-- Work required --
Return the lines where the word "ROAD" occurs.
:: Given entries ::
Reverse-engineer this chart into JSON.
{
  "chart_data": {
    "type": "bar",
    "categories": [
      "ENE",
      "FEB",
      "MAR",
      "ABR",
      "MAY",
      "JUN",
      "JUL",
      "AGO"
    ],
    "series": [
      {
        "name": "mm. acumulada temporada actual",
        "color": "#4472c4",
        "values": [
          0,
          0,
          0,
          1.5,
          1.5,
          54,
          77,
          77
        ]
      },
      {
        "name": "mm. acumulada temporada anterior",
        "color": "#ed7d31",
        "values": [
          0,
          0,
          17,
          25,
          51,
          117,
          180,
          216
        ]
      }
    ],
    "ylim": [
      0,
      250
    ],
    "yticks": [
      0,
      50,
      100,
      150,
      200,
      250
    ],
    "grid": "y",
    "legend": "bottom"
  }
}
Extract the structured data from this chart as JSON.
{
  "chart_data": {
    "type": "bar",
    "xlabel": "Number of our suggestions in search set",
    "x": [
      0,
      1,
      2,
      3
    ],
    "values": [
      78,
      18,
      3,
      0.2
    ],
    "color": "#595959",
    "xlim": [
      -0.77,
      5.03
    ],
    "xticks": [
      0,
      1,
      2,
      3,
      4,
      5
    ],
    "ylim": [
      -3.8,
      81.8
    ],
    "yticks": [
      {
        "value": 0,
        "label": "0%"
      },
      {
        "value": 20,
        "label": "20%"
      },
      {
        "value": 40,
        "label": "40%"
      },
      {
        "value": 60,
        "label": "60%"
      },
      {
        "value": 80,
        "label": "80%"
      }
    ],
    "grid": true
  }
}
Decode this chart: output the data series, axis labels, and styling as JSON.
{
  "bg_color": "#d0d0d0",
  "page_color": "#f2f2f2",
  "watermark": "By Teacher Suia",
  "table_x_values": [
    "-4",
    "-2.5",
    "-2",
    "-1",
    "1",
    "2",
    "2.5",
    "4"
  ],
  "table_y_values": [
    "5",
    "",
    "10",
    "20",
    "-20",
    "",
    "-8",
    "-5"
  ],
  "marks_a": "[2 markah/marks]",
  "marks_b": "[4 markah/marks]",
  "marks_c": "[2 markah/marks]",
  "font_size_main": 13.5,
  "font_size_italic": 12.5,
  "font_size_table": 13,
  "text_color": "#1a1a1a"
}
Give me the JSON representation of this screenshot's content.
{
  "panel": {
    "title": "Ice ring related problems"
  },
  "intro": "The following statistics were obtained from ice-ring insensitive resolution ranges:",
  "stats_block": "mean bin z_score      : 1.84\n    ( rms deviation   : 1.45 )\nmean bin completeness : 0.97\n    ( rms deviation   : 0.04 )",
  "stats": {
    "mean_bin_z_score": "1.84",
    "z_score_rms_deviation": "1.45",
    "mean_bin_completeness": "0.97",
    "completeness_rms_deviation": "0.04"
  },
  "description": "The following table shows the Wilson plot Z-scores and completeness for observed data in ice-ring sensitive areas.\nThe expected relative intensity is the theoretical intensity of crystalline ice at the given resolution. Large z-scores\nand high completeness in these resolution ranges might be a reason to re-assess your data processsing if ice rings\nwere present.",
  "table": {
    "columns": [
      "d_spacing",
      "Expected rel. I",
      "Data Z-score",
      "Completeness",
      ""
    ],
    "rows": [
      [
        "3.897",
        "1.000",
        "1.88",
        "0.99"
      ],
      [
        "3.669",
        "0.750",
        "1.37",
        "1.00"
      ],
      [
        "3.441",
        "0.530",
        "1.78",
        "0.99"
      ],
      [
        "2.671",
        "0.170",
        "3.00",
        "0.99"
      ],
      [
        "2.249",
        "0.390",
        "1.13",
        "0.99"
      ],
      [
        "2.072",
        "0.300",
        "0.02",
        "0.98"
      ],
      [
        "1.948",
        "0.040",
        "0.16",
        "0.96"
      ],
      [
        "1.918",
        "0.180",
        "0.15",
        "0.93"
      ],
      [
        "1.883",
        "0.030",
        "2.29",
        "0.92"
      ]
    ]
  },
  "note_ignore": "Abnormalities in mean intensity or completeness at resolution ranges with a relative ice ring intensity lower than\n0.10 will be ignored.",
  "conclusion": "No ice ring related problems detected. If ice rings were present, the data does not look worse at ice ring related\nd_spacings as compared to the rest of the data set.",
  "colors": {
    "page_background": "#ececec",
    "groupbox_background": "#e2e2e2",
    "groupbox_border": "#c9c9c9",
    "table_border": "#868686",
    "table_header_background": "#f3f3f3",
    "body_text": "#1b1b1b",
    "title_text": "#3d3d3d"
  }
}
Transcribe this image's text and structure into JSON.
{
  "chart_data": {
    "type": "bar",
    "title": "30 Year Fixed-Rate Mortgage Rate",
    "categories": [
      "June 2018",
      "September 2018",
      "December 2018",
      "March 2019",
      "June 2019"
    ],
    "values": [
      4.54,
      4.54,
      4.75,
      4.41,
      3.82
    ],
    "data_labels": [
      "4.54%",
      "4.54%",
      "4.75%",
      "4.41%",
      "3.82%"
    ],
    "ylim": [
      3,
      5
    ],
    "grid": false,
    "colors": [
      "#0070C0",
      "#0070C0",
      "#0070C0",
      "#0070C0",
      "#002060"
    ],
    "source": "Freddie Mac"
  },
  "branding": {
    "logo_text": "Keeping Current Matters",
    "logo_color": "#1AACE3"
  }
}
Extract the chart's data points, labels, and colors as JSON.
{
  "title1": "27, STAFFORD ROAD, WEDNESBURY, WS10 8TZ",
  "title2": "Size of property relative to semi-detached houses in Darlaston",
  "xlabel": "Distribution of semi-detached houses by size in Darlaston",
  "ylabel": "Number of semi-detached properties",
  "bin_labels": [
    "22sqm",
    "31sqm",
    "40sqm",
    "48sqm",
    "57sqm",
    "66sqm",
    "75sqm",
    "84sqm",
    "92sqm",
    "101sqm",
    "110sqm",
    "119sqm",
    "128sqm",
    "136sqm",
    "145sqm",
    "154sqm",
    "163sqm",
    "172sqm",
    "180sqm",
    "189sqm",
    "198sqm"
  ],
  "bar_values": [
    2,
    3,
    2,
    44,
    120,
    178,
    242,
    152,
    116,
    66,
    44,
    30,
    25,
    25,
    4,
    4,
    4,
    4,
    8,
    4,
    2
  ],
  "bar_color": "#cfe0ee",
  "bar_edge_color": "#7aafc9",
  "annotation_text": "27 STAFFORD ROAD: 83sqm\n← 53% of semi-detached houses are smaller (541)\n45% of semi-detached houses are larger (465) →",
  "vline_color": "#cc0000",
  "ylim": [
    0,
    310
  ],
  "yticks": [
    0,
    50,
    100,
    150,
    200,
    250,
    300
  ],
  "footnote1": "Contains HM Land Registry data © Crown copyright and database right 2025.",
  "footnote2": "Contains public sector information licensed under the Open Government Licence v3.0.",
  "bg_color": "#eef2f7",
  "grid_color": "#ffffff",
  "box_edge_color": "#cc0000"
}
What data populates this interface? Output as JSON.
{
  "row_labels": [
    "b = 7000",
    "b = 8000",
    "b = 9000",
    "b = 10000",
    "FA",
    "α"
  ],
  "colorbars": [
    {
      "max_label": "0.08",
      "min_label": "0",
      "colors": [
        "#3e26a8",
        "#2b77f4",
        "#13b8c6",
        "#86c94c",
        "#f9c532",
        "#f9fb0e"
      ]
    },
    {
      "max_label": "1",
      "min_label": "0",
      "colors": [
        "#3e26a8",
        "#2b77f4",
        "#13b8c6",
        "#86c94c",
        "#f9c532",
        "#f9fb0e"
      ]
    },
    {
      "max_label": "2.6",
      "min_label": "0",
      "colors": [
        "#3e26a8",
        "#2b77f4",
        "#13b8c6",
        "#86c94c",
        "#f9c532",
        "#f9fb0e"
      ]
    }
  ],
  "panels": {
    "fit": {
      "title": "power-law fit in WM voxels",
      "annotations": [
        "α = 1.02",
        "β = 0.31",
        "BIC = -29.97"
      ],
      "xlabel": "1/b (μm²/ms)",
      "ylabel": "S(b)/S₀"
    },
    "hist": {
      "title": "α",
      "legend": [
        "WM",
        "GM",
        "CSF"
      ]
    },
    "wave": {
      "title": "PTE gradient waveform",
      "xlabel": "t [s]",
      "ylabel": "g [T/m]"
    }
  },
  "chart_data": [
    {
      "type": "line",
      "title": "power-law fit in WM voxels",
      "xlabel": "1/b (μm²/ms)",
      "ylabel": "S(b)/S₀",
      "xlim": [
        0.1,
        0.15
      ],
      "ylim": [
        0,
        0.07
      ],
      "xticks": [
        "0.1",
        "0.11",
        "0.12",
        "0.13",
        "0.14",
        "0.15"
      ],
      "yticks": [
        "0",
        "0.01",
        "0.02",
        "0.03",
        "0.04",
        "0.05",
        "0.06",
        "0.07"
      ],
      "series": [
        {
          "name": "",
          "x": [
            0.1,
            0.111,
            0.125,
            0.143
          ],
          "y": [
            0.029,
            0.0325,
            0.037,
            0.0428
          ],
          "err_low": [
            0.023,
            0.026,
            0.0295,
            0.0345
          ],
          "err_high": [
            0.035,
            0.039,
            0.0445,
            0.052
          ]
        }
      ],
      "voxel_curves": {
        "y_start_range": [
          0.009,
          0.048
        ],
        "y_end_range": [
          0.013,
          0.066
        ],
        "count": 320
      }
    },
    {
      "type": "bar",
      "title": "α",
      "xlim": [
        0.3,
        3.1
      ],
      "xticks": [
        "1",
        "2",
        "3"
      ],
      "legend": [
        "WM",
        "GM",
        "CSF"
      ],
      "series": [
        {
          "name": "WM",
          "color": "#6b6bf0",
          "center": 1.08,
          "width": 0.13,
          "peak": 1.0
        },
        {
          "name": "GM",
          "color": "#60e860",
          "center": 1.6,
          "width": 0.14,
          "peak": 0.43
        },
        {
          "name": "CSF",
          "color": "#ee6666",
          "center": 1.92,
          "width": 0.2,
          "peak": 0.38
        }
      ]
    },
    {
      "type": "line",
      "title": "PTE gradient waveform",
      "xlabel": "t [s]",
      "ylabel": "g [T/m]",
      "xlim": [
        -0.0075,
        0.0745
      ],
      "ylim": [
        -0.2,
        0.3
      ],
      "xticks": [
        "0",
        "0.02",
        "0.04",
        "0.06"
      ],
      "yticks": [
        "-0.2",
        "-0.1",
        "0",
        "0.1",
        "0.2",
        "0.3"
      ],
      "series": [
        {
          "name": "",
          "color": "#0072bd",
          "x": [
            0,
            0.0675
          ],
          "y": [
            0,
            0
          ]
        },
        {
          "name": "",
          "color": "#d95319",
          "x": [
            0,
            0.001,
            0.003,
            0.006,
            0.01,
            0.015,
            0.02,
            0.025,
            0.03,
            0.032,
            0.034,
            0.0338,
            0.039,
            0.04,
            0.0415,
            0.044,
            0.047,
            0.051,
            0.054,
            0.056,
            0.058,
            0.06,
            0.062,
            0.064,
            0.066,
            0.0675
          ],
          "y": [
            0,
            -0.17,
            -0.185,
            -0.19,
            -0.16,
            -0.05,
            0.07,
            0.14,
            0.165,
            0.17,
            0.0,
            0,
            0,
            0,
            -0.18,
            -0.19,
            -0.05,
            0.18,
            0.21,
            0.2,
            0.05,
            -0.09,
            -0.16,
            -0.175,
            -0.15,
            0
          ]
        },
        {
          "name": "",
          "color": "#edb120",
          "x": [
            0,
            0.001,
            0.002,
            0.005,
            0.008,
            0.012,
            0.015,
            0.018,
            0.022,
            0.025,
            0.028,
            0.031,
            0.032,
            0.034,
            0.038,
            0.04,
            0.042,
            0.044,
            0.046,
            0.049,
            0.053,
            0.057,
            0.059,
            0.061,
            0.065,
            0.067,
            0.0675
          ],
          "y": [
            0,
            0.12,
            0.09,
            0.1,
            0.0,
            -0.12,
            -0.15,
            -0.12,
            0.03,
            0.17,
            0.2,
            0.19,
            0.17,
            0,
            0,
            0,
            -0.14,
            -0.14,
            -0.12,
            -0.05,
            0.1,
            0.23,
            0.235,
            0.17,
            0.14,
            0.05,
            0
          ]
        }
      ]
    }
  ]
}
:::
-- Task result --
  "title1": "27, STAFFORD ROAD, WEDNESBURY, WS10 8TZ",
  "annotation_text": "27 STAFFORD ROAD: 83sqm\n← 53% of semi-detached houses are smaller (541)\n45% of semi-detached houses are larger (465) →",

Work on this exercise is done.